[[ Text shown open ]]

Paul
Goble
Staunton, April 12 – Protests in the
Russian north against Moscow’s degradation of the environment of their regions
by its incautious development of an environmentally sensitive region and its
plans to make things worse by disposing of trash from the capital there are becoming
the trigger for broader and more political protests.
In Karelia, Andrey Tuomi reports,
environmental protests are becoming political with those taking part raising ever
more difficult questions for the powers that be as people connect the dots and
recognize that the destruction of the environment they oppose is linked to
Moscow’s policies more generally (region.expert/ecopolitics/).
Such moves from environmental
protection to political protest were a frequent occurrence in the last years of
the Soviet Union, although they often passed through or were accompanied by movements
about historical preservation as well. But in the Russian north now, this
process may take some time and there are many things the regime can do to
restrict it. (See windowoneurasia2.blogspot.com/2018/03/putin-positioned-to-hijack.html.)
But while trash protests have
attracted more media attention, environmental activism in the North has now
focused on one issue that is far more immediately important to officials in the
Russian capital – the disposal of nuclear waste products.
The Sibreal portal reports that “residents of the rural settlement of
Khatanga in the furthest northern part of Krasnoyarsk Kray are demanding a
referendum: people there are against the transportation of and planned disposal
in their settlement of radioactive waste products of rare earth metals” (sibreal.org/a/29867721.html).

[[ Text shown closed ]]

Required work ->
#1 In the article on northern Russian protests, could you write out the stretch from "Such moves from" through "nuclear waste products." again, renaming "media attention" as "press coverage"?
#2 Could you carry the article on environmental protests in the Russian north further, picking up after its last sentence?

[[ Listed entries open ]]

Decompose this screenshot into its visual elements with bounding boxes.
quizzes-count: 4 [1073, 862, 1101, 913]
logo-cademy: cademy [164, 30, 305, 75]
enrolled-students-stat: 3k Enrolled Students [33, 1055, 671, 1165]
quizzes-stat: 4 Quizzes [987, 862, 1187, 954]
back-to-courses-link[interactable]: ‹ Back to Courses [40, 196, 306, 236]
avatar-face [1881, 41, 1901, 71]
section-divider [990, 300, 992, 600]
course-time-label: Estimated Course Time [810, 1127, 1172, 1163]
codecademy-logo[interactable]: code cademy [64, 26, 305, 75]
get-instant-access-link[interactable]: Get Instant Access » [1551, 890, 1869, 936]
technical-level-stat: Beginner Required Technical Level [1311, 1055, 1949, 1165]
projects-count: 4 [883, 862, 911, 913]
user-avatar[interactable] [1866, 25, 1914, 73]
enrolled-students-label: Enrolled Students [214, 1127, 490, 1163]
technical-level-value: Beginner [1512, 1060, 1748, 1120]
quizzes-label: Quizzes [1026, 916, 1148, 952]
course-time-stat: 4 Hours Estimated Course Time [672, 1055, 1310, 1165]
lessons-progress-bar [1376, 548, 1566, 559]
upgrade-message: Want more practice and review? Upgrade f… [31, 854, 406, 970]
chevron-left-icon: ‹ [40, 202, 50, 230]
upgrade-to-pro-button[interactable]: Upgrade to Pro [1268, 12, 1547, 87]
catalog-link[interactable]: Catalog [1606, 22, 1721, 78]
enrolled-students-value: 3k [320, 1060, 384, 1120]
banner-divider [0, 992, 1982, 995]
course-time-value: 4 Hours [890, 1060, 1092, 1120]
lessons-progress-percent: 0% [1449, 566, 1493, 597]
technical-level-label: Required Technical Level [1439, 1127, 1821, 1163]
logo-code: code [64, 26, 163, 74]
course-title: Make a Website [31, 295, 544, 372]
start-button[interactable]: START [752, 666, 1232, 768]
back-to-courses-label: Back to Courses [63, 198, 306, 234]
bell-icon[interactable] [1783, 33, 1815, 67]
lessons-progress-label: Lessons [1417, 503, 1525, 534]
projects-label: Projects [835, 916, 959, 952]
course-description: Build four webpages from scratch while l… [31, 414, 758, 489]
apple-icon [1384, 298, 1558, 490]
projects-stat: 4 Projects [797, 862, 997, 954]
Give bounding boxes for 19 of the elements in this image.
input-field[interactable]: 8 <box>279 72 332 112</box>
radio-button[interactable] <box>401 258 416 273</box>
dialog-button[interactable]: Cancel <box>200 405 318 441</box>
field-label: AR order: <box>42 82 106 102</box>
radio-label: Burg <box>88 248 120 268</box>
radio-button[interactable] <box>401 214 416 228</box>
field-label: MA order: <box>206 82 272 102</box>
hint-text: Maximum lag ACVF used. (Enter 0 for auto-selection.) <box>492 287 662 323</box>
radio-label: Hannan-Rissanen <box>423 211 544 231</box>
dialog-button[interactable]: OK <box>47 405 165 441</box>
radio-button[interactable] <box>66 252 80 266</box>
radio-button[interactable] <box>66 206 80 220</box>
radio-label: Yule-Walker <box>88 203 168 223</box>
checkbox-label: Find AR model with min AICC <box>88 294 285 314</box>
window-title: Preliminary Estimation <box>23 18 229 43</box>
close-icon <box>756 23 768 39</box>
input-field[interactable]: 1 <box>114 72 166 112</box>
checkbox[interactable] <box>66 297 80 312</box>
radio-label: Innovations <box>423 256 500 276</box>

[[ Listed entries closed ]]

Exercise results ->
#1
Such moves from environmental
protection to political protest were a frequent occurrence in the last years of
the Soviet Union, although they often passed through or were accompanied by movements
about historical preservation as well. But in the Russian north now, this
process may take some time and there are many things the regime can do to
restrict it. (See windowoneurasia2.blogspot.com/2018/03/putin-positioned-to-hijack.html.)
But while trash protests have
attracted more press coverage, environmental activism in the North has now
focused on one issue that is far more immediately important to officials in the
Russian capital – the disposal of nuclear waste products.

#2
Yury Tyutrin, a local resident who
edits the Khantanga website, says, that people are rising in revolt over these
plans and “thank God for that.” Russia doesn’t need these rare earth minerals:
they are being produced only to make money by export; and those who are doing
that are doing so “at the expense of our health and the health of our children.”
He adds that residents, having had
their fears confirmed by specialists, are “to speak honestly, now in a state of
panic and shock.” They are also infuriated
by the Russian firm’s effort to frighten them into silence by saying the town
won’t exist at all if it doesn’t agree to have these waste disposal sites on
its territory.
“Khatanga has been standing for
almost 400 years,” Tyutrin says. “We
have a port and air connections always have worked normally.” We can survive
without these dumps. Indeed, he suggests, residents will be better off because
they are less likely to sicken and die.
Residents are also upset that no one
will take responsibility for saying that the company can put the wastes there,
Gennady Shchukin, the head of the Association of Social Movements of the
Indigenous Numerically Small Peoples of the North of Taymyr’s Dolgano-Nenets
district. And they fear that as a result, bad things will happen and no one
will stop them.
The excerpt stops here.